Task goal — Read through the data and count the lines that contain the string "content"; give only the result.

— start Records provided —

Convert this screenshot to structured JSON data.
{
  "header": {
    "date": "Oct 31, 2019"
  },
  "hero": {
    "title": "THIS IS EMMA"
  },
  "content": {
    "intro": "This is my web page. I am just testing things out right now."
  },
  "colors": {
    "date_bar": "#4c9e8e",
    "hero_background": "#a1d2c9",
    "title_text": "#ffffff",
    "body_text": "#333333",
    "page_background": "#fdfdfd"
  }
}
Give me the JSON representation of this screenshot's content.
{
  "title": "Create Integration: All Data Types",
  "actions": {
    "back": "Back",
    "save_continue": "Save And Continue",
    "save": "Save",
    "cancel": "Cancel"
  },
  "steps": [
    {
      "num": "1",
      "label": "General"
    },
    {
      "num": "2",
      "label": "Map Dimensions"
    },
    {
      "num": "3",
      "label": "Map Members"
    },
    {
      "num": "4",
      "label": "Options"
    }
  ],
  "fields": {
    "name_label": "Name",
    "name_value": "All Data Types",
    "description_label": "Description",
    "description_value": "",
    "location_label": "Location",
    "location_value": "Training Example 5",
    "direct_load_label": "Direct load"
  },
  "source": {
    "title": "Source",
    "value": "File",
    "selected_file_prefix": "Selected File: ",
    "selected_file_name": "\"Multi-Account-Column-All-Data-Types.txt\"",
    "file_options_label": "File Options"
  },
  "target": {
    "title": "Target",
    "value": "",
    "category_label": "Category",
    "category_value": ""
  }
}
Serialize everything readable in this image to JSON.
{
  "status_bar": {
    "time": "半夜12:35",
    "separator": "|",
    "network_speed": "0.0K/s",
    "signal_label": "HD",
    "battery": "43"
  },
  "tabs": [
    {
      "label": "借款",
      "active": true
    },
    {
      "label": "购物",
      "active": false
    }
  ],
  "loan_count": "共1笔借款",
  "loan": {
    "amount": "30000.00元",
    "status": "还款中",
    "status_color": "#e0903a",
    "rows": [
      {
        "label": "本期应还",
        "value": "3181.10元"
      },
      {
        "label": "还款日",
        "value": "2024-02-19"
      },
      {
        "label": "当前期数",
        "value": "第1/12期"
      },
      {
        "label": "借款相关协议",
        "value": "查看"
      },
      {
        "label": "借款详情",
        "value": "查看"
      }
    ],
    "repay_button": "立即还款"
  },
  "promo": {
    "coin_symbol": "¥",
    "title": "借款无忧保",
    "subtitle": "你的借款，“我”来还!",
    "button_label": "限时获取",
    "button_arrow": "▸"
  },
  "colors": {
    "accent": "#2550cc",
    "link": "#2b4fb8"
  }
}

— end Records provided —

Expected answer — 2